▸ **Problem requirements**: Extract the complete data exactly as given.

▸ **Given entries**:
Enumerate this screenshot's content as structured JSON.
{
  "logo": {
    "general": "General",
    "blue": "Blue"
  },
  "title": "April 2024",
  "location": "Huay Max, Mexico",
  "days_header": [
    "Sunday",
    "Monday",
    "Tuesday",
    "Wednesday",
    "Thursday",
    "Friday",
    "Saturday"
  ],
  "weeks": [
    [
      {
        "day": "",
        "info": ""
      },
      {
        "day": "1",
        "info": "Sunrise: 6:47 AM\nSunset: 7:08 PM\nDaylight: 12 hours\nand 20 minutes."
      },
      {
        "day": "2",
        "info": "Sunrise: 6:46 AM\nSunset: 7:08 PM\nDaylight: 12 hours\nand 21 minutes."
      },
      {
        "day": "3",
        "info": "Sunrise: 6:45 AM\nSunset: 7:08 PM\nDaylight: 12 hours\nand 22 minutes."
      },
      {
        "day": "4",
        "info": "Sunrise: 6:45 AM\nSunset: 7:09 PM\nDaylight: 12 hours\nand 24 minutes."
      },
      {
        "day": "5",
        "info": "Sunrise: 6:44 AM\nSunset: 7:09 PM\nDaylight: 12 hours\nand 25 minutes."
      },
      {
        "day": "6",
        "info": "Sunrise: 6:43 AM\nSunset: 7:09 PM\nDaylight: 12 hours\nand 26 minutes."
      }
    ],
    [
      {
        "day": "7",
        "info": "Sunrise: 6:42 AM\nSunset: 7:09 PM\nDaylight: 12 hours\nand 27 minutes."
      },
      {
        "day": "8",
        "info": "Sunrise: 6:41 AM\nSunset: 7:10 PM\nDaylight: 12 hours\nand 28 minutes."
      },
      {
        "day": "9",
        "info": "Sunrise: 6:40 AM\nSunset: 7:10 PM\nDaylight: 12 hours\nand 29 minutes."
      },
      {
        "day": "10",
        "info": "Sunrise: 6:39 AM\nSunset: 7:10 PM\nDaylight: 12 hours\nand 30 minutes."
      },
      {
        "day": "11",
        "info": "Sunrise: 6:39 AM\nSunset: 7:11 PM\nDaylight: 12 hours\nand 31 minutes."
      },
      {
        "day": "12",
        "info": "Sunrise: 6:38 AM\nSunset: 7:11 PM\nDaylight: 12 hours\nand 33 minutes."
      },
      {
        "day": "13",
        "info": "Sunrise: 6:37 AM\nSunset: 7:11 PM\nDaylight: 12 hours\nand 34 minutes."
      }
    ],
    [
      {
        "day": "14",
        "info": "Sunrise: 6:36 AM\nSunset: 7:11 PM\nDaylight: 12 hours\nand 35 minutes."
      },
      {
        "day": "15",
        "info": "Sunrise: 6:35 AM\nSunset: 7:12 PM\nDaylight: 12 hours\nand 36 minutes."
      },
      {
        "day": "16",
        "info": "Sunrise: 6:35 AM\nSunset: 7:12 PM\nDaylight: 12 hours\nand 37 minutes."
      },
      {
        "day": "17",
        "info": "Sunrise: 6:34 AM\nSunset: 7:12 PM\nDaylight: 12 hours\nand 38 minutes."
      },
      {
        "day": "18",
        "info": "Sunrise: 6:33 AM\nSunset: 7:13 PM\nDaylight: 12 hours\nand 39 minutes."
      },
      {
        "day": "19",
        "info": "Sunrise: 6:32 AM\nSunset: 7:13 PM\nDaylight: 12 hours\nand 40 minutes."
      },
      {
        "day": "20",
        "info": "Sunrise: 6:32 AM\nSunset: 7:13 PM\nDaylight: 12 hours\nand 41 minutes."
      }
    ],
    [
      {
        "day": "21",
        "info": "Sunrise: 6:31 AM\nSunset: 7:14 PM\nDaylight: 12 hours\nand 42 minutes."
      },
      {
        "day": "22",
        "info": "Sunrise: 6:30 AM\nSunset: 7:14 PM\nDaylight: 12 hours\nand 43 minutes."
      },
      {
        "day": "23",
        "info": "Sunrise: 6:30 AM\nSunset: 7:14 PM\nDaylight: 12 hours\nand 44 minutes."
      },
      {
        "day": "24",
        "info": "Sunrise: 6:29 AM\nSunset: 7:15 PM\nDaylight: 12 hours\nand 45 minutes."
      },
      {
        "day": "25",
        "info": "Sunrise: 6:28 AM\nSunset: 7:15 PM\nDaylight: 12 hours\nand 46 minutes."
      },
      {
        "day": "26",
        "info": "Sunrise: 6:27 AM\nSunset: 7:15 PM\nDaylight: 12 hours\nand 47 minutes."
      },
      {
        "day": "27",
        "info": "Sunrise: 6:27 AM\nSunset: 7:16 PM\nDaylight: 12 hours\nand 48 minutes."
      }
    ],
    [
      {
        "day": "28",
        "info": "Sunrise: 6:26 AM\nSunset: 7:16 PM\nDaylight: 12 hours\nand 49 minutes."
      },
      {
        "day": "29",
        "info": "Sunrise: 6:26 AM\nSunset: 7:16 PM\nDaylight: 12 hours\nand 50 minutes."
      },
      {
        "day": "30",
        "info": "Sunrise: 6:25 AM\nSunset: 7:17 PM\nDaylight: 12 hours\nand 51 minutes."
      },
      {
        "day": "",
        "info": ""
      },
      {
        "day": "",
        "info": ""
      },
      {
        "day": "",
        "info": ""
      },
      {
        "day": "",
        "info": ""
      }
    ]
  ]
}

▸ **Completed exercise**:
Enumerate this screenshot's content as structured JSON.
{
  "logo": {
    "general": "General",
    "blue": "Blue"
  },
  "title": "April 2024",
  "location": "Huay Max, Mexico",
  "days_header": [
    "Sunday",
    "Monday",
    "Tuesday",
    "Wednesday",
    "Thursday",
    "Friday",
    "Saturday"
  ],
  "weeks": [
    [
      {
        "day": "",
        "info": ""
      },
      {
        "day": "1",
        "info": "Sunrise: 6:47 AM\nSunset: 7:08 PM\nDaylight: 12 hours\nand 20 minutes."
      },
      {
        "day": "2",
        "info": "Sunrise: 6:46 AM\nSunset: 7:08 PM\nDaylight: 12 hours\nand 21 minutes."
      },
      {
        "day": "3",
        "info": "Sunrise: 6:45 AM\nSunset: 7:08 PM\nDaylight: 12 hours\nand 22 minutes."
      },
      {
        "day": "4",
        "info": "Sunrise: 6:45 AM\nSunset: 7:09 PM\nDaylight: 12 hours\nand 24 minutes."
      },
      {
        "day": "5",
        "info": "Sunrise: 6:44 AM\nSunset: 7:09 PM\nDaylight: 12 hours\nand 25 minutes."
      },
      {
        "day": "6",
        "info": "Sunrise: 6:43 AM\nSunset: 7:09 PM\nDaylight: 12 hours\nand 26 minutes."
      }
    ],
    [
      {
        "day": "7",
        "info": "Sunrise: 6:42 AM\nSunset: 7:09 PM\nDaylight: 12 hours\nand 27 minutes."
      },
      {
        "day": "8",
        "info": "Sunrise: 6:41 AM\nSunset: 7:10 PM\nDaylight: 12 hours\nand 28 minutes."
      },
      {
        "day": "9",
        "info": "Sunrise: 6:40 AM\nSunset: 7:10 PM\nDaylight: 12 hours\nand 29 minutes."
      },
      {
        "day": "10",
        "info": "Sunrise: 6:39 AM\nSunset: 7:10 PM\nDaylight: 12 hours\nand 30 minutes."
      },
      {
        "day": "11",
        "info": "Sunrise: 6:39 AM\nSunset: 7:11 PM\nDaylight: 12 hours\nand 31 minutes."
      },
      {
        "day": "12",
        "info": "Sunrise: 6:38 AM\nSunset: 7:11 PM\nDaylight: 12 hours\nand 33 minutes."
      },
      {
        "day": "13",
        "info": "Sunrise: 6:37 AM\nSunset: 7:11 PM\nDaylight: 12 hours\nand 34 minutes."
      }
    ],
    [
      {
        "day": "14",
        "info": "Sunrise: 6:36 AM\nSunset: 7:11 PM\nDaylight: 12 hours\nand 35 minutes."
      },
      {
        "day": "15",
        "info": "Sunrise: 6:35 AM\nSunset: 7:12 PM\nDaylight: 12 hours\nand 36 minutes."
      },
      {
        "day": "16",
        "info": "Sunrise: 6:35 AM\nSunset: 7:12 PM\nDaylight: 12 hours\nand 37 minutes."
      },
      {
        "day": "17",
        "info": "Sunrise: 6:34 AM\nSunset: 7:12 PM\nDaylight: 12 hours\nand 38 minutes."
      },
      {
        "day": "18",
        "info": "Sunrise: 6:33 AM\nSunset: 7:13 PM\nDaylight: 12 hours\nand 39 minutes."
      },
      {
        "day": "19",
        "info": "Sunrise: 6:32 AM\nSunset: 7:13 PM\nDaylight: 12 hours\nand 40 minutes."
      },
      {
        "day": "20",
        "info": "Sunrise: 6:32 AM\nSunset: 7:13 PM\nDaylight: 12 hours\nand 41 minutes."
      }
    ],
    [
      {
        "day": "21",
        "info": "Sunrise: 6:31 AM\nSunset: 7:14 PM\nDaylight: 12 hours\nand 42 minutes."
      },
      {
        "day": "22",
        "info": "Sunrise: 6:30 AM\nSunset: 7:14 PM\nDaylight: 12 hours\nand 43 minutes."
      },
      {
        "day": "23",
        "info": "Sunrise: 6:30 AM\nSunset: 7:14 PM\nDaylight: 12 hours\nand 44 minutes."
      },
      {
        "day": "24",
        "info": "Sunrise: 6:29 AM\nSunset: 7:15 PM\nDaylight: 12 hours\nand 45 minutes."
      },
      {
        "day": "25",
        "info": "Sunrise: 6:28 AM\nSunset: 7:15 PM\nDaylight: 12 hours\nand 46 minutes."
      },
      {
        "day": "26",
        "info": "Sunrise: 6:27 AM\nSunset: 7:15 PM\nDaylight: 12 hours\nand 47 minutes."
      },
      {
        "day": "27",
        "info": "Sunrise: 6:27 AM\nSunset: 7:16 PM\nDaylight: 12 hours\nand 48 minutes."
      }
    ],
    [
      {
        "day": "28",
        "info": "Sunrise: 6:26 AM\nSunset: 7:16 PM\nDaylight: 12 hours\nand 49 minutes."
      },
      {
        "day": "29",
        "info": "Sunrise: 6:26 AM\nSunset: 7:16 PM\nDaylight: 12 hours\nand 50 minutes."
      },
      {
        "day": "30",
        "info": "Sunrise: 6:25 AM\nSunset: 7:17 PM\nDaylight: 12 hours\nand 51 minutes."
      },
      {
        "day": "",
        "info": ""
      },
      {
        "day": "",
        "info": ""
      },
      {
        "day": "",
        "info": ""
      },
      {
        "day": "",
        "info": ""
      }
    ]
  ]
}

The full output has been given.